CHALLENGE: Can you find the lines of the listing that include "Track" and copy every one?

※

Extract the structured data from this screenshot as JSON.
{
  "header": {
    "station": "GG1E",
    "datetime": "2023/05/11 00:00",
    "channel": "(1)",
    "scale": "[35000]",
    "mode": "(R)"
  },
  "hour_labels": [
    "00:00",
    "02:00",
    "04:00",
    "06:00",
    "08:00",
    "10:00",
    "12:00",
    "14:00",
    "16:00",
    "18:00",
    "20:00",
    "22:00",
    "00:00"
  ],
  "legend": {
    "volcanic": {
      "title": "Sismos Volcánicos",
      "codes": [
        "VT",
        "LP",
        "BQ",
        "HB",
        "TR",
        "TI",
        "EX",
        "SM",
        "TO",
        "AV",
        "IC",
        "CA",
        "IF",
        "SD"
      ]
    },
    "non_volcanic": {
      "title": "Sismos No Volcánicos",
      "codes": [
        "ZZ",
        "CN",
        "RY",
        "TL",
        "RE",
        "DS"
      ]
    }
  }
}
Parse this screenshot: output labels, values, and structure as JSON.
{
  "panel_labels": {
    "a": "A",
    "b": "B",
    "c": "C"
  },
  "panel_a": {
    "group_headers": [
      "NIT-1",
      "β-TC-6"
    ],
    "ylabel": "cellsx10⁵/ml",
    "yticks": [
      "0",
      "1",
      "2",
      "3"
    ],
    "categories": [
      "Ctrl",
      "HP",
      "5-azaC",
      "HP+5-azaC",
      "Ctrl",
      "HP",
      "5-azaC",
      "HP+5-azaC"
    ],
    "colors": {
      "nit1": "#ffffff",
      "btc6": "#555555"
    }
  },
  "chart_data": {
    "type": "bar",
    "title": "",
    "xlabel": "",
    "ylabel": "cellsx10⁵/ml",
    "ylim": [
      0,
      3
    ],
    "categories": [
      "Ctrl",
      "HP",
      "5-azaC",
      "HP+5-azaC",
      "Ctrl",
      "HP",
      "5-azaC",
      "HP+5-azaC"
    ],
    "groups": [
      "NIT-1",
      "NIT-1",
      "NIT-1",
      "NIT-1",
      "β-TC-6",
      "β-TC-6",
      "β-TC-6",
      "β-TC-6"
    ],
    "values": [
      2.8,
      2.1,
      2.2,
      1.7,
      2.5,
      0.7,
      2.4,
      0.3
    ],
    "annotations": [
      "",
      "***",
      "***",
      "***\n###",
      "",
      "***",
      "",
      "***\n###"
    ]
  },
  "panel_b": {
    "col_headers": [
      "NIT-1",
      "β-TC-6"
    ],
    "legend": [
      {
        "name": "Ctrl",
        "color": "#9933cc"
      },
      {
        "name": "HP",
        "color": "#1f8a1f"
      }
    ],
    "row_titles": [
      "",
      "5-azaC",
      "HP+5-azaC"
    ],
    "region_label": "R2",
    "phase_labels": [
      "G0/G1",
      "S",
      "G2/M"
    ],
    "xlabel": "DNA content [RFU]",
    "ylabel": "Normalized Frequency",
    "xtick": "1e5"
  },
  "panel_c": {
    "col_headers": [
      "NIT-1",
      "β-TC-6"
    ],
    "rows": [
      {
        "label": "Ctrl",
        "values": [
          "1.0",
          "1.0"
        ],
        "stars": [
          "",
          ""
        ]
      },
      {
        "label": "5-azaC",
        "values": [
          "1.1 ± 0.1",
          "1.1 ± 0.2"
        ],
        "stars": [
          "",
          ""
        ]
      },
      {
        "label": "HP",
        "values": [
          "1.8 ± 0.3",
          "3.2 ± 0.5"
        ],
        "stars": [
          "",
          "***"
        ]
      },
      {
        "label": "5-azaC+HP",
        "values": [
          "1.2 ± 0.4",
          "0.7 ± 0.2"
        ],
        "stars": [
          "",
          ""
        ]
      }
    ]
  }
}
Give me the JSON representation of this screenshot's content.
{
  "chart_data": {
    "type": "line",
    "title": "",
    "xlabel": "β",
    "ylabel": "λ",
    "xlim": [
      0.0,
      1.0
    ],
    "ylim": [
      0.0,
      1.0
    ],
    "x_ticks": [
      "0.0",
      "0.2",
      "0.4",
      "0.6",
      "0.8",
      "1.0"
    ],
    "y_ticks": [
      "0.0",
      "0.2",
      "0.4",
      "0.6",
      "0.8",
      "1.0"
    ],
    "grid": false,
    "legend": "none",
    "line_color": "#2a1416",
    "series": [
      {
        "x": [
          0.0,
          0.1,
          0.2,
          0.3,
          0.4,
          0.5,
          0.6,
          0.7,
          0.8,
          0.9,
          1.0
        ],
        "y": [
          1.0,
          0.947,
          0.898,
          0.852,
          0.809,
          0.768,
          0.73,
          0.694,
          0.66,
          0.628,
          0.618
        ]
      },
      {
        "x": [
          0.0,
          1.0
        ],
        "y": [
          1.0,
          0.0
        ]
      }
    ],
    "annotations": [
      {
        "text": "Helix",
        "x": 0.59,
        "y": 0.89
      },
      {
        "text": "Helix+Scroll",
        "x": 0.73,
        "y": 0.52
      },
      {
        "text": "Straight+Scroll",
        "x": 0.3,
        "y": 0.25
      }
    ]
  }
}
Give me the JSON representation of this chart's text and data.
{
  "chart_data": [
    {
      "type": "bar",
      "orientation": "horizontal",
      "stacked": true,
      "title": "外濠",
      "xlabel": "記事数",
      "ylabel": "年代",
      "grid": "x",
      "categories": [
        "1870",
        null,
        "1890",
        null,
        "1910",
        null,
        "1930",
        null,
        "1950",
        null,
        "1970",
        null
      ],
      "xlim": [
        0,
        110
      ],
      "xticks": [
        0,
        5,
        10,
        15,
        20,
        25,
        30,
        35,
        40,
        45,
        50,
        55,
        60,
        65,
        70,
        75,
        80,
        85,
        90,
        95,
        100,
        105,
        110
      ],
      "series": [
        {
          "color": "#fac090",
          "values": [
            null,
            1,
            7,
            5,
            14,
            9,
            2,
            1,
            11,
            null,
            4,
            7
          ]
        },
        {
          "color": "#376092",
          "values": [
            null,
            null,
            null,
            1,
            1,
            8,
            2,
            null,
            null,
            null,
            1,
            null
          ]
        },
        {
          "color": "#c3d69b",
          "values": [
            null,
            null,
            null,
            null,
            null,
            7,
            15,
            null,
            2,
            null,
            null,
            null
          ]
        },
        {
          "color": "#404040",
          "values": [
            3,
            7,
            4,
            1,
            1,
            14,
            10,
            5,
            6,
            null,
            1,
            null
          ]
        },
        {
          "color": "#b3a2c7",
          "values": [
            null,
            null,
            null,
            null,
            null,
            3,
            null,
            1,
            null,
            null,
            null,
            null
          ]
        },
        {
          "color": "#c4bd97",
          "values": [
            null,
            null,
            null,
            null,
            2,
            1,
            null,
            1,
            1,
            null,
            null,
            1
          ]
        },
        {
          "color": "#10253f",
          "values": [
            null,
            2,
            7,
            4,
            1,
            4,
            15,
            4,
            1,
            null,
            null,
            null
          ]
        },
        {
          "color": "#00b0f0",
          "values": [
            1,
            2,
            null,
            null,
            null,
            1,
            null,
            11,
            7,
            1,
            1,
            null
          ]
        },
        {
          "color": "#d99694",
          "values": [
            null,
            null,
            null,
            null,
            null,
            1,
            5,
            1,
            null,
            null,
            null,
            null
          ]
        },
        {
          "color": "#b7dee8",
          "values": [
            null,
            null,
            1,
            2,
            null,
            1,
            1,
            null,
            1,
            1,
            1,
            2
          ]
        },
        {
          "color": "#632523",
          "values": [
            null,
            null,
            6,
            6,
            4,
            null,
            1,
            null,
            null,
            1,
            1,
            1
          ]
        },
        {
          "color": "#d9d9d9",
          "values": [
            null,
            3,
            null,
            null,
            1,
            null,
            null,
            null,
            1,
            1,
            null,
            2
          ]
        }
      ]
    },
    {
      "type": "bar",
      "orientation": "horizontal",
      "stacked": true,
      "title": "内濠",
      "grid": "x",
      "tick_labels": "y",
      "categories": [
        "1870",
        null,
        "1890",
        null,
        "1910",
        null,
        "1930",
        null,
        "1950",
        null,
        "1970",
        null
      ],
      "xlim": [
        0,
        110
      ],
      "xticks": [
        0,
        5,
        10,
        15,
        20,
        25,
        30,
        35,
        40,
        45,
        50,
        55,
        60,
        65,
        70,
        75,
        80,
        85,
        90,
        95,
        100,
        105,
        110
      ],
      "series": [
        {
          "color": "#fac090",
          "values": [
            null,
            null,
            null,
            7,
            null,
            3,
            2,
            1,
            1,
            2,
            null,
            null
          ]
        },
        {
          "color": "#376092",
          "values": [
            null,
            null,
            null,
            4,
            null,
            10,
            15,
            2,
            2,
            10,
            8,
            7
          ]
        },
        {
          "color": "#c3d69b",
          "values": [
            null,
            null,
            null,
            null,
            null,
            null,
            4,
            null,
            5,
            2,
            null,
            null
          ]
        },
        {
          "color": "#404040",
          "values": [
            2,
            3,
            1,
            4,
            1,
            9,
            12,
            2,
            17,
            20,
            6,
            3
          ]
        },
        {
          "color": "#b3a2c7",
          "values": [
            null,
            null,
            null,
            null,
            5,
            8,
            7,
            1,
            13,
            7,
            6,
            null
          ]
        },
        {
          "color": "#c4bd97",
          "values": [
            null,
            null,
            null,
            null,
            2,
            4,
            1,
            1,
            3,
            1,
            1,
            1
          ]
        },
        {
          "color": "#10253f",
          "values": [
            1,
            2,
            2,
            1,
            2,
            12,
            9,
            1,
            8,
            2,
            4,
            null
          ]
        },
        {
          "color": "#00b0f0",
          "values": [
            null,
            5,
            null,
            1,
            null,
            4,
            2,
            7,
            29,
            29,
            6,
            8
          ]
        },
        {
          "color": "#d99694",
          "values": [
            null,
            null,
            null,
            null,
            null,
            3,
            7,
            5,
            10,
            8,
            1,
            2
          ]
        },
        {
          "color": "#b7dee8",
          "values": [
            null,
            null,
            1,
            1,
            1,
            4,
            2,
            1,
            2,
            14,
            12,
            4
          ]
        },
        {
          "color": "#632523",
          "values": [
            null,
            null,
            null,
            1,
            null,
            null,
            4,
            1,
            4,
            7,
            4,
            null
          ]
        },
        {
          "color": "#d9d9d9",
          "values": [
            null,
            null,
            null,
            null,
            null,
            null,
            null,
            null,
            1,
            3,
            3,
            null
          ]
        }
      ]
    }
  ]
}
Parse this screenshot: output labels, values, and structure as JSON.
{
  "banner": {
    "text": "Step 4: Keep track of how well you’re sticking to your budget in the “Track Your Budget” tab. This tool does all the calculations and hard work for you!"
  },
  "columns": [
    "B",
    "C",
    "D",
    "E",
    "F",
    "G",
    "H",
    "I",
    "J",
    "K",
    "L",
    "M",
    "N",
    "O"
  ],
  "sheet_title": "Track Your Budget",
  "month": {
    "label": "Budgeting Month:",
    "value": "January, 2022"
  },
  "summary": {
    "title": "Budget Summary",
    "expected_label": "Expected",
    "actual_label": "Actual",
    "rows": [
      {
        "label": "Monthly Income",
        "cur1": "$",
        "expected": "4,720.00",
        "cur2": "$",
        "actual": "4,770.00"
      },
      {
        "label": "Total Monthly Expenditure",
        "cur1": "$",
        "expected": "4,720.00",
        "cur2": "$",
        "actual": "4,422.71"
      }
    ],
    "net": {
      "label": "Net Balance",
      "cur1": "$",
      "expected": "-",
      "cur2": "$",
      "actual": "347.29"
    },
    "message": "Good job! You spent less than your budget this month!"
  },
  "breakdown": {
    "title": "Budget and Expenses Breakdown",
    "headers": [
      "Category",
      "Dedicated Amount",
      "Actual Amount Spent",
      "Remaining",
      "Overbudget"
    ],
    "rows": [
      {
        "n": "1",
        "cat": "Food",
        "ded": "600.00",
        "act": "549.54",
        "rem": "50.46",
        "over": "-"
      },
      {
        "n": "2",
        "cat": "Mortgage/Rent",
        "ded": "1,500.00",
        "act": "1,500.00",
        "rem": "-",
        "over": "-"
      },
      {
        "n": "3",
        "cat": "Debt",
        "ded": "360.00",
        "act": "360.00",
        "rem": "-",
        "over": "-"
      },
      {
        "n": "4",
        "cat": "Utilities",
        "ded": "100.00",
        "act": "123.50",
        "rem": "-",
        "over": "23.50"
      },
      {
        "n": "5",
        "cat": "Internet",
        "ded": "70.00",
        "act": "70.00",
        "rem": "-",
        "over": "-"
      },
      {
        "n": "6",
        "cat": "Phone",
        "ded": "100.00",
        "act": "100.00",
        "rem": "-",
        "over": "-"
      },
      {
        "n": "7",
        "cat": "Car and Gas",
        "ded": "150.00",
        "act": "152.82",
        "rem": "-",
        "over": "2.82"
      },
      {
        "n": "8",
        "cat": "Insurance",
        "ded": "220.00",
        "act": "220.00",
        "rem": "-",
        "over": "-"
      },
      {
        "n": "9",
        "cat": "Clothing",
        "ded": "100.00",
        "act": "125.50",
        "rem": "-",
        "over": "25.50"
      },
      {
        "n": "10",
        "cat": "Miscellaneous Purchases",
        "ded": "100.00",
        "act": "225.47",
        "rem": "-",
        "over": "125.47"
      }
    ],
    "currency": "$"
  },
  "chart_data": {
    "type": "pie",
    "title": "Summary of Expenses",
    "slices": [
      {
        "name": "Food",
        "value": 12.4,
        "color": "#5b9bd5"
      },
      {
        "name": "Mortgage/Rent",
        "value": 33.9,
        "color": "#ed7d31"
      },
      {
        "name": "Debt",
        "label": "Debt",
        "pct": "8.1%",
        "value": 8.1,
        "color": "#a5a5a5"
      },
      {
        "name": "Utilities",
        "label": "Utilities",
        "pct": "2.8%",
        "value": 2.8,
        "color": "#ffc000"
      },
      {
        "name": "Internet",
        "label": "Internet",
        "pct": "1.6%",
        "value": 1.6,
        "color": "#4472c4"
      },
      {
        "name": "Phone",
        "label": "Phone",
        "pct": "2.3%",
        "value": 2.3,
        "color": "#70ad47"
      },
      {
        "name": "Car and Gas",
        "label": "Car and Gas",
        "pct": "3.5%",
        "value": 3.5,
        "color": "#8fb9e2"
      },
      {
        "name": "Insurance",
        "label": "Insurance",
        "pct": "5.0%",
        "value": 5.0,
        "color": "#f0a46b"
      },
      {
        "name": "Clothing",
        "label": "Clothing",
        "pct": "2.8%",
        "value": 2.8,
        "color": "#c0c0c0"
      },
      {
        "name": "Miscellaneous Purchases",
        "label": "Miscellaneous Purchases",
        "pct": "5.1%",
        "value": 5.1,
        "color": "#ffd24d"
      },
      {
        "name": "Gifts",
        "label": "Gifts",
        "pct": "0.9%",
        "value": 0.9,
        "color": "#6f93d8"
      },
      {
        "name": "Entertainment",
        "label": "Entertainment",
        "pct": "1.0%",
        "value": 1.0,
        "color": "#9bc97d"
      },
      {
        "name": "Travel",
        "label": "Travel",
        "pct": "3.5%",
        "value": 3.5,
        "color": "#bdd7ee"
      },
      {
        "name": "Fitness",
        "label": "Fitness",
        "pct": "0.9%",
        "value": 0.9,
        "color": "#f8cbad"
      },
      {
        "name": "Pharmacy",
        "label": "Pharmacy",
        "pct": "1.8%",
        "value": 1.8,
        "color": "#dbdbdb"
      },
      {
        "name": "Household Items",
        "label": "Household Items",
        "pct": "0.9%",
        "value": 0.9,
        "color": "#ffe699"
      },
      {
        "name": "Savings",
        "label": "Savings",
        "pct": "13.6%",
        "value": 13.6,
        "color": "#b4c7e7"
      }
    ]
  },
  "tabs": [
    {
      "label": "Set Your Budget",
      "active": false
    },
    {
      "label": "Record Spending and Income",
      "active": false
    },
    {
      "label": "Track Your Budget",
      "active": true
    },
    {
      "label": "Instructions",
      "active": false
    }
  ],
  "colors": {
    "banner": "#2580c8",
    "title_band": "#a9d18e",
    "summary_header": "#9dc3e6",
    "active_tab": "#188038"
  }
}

※

SOLVED PROBLEM:
    "text": "Step 4: Keep track of how well you’re sticking to your budget in the “Track Your Budget” tab. This tool does all the calculations and hard work for you!"
  "sheet_title": "Track Your Budget",
      "label": "Track Your Budget",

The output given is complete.